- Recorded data
§

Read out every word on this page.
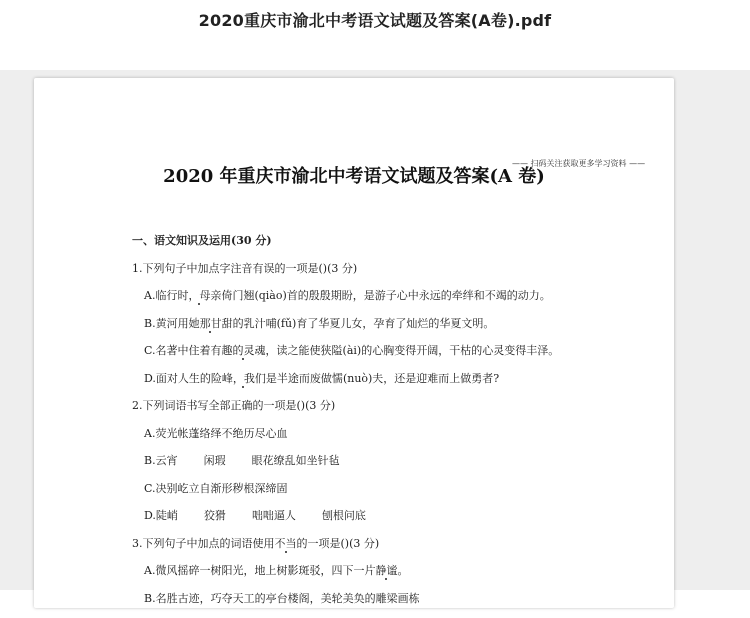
2020重庆市渝北中考语文试题及答案(A卷).pdf
—— 扫码关注获取更多学习资料 ——
2020 年重庆市渝北中考语文试题及答案(A 卷)
一、语文知识及运用(30 分)
1.下列句子中加点字注音有误的一项是()(3 分)
A.临行时，母亲倚门翘(qiào)首的殷殷期盼，是游子心中永远的牵绊和不竭的动力。
B.黄河用她那甘甜的乳汁哺(fǔ)育了华夏儿女，孕育了灿烂的华夏文明。
C.名著中住着有趣的灵魂，读之能使狭隘(ài)的心胸变得开阔，干枯的心灵变得丰泽。
D.面对人生的险峰，我们是半途而废做懦(nuò)夫，还是迎难而上做勇者?
2.下列词语书写全部正确的一项是()(3 分)
A.荧光帐蓬络绎不绝历尽心血
B.云宵 闲瑕 眼花缭乱如坐针毡
C.决别屹立自渐形秽根深缔固
D.陡峭 狡猾 咄咄逼人 刨根问底
3.下列句子中加点的词语使用不当的一项是()(3 分)
A.微风摇碎一树阳光，地上树影斑驳，四下一片静谧。
B.名胜古迹，巧夺天工的亭台楼阁，美轮美奂的雕梁画栋
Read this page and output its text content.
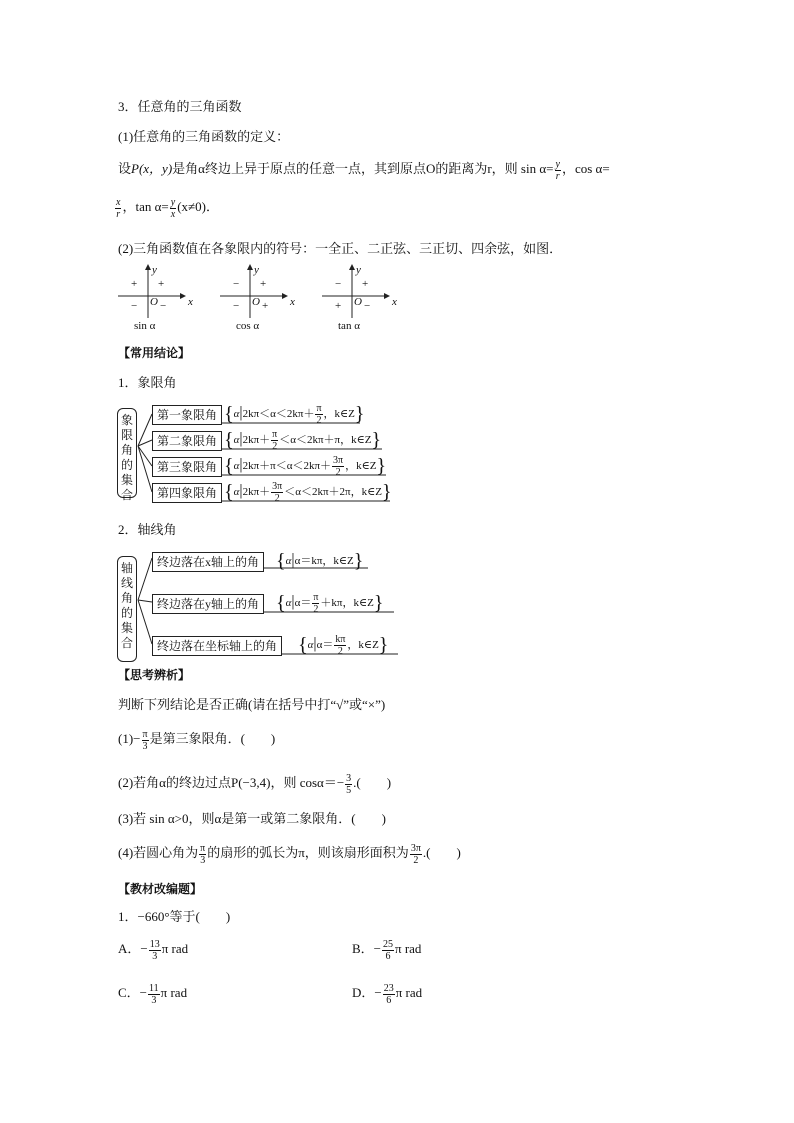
3．任意角的三角函数
(1)任意角的三角函数的定义：
设P(x，y)是角α终边上异于原点的任意一点，其到原点O的距离为r，则 $\sin \alpha= \frac{y}{r}$ ，cos α=
$\frac{x}{r}$ ，$\tan \alpha= \frac{y}{x} (x\ne 0)$．
(2)三角函数值在各象限内的符号：一全正、二正弦、三正切、四余弦，如图．
+ +
− −
O	x
y
sin α
− +
− +
O	x
y
cos α
− +
+ −
O	x
y
tan α
【常用结论】
1．象限角
象
限
角
的
集
合
第一象限角 {$\alpha|2k\pi<\alpha<2k\pi+ \frac{\pi}{2}$ ，k∈Z}
第二象限角 {$\alpha|2k\pi+ \frac{\pi}{2} <\alpha<2k\pi+\pi$，k∈Z}
第三象限角 {$\alpha|2k\pi+\pi<\alpha<2k\pi+ \frac{3\pi}{2}$ ，k∈Z}
第四象限角 {$\alpha|2k\pi+ \frac{3\pi}{2} <\alpha<2k\pi+2\pi$，k∈Z}
2．轴线角
轴
线
角
的
集
合
终边落在x轴上的角 {α|α＝kπ，k∈Z}
终边落在y轴上的角 {$\alpha|\alpha= \frac{\pi}{2} +k\pi$，k∈Z}
终边落在坐标轴上的角 {$\alpha|\alpha= \frac{k\pi}{2}$ ，k∈Z}
【思考辨析】
判断下列结论是否正确(请在括号中打“√”或“×”)
$(1)- \frac{\pi}{3}$ 是第三象限角．(　　)
(2)若角α的终边过点P(−3,4)，则 $\cos\alpha=- \frac{3}{5}$ .(　　)
(3)若 sin α>0，则α是第一或第二象限角．(　　)
(4)若圆心角为 $\frac{\pi}{3}$ 的扇形的弧长为π，则该扇形面积为 $\frac{3\pi}{2}$ .(　　)
【教材改编题】
1．−660°等于(　　)
A．− $\frac{13}{3}$ π rad	B．− $\frac{25}{6}$ π rad
C．− $\frac{11}{3}$ π rad	D．− $\frac{23}{6}$ π rad
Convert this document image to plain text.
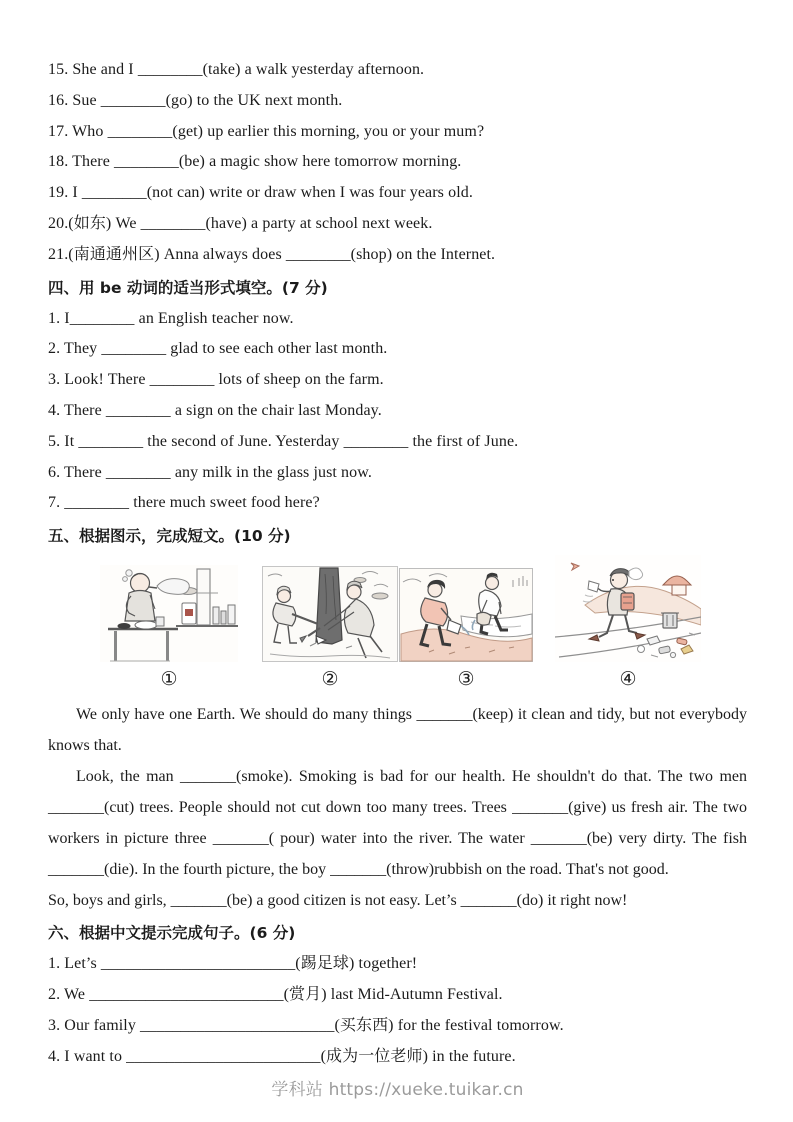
15. She and I ________(take) a walk yesterday afternoon.
16. Sue ________(go) to the UK next month.
17. Who ________(get) up earlier this morning, you or your mum?
18. There ________(be) a magic show here tomorrow morning.
19. I ________(not can) write or draw when I was four years old.
20.(如东) We ________(have) a party at school next week.
21.(南通通州区) Anna always does ________(shop) on the Internet.
四、用 be 动词的适当形式填空。(7 分)
1. I________ an English teacher now.
2. They ________ glad to see each other last month.
3. Look! There ________ lots of sheep on the farm.
4. There ________ a sign on the chair last Monday.
5. It ________ the second of June. Yesterday ________ the first of June.
6. There ________ any milk in the glass just now.
7. ________ there much sweet food here?
五、根据图示，完成短文。(10 分)
①	②	③	④

We only have one Earth. We should do many things _______(keep) it clean and tidy, but not everybody knows that.

Look, the man _______(smoke). Smoking is bad for our health. He shouldn't do that. The two men _______(cut) trees. People should not cut down too many trees. Trees _______(give) us fresh air. The two workers in picture three _______( pour) water into the river. The water _______(be) very dirty. The fish _______(die). In the fourth picture, the boy _______(throw)rubbish on the road. That's not good.

So, boys and girls, _______(be) a good citizen is not easy. Let’s _______(do) it right now!

六、根据中文提示完成句子。(6 分)
1. Let’s ________________________(踢足球) together!
2. We ________________________(赏月) last Mid-Autumn Festival.
3. Our family ________________________(买东西) for the festival tomorrow.
4. I want to ________________________(成为一位老师) in the future.
学科站 https://xueke.tuikar.cn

§

Collect the lines of the data that carry the word "Look".

3. Look! There ________ lots of sheep on the farm.
Look, the man _______(smoke). Smoking is bad for our health. He shouldn't do that. The two men _______(cut) trees. People should not cut down too many trees. Trees _______(give) us fresh air. The two workers in picture three _______( pour) water into the river. The water _______(be) very dirty. The fish _______(die). In the fourth picture, the boy _______(throw)rubbish on the road. That's not good.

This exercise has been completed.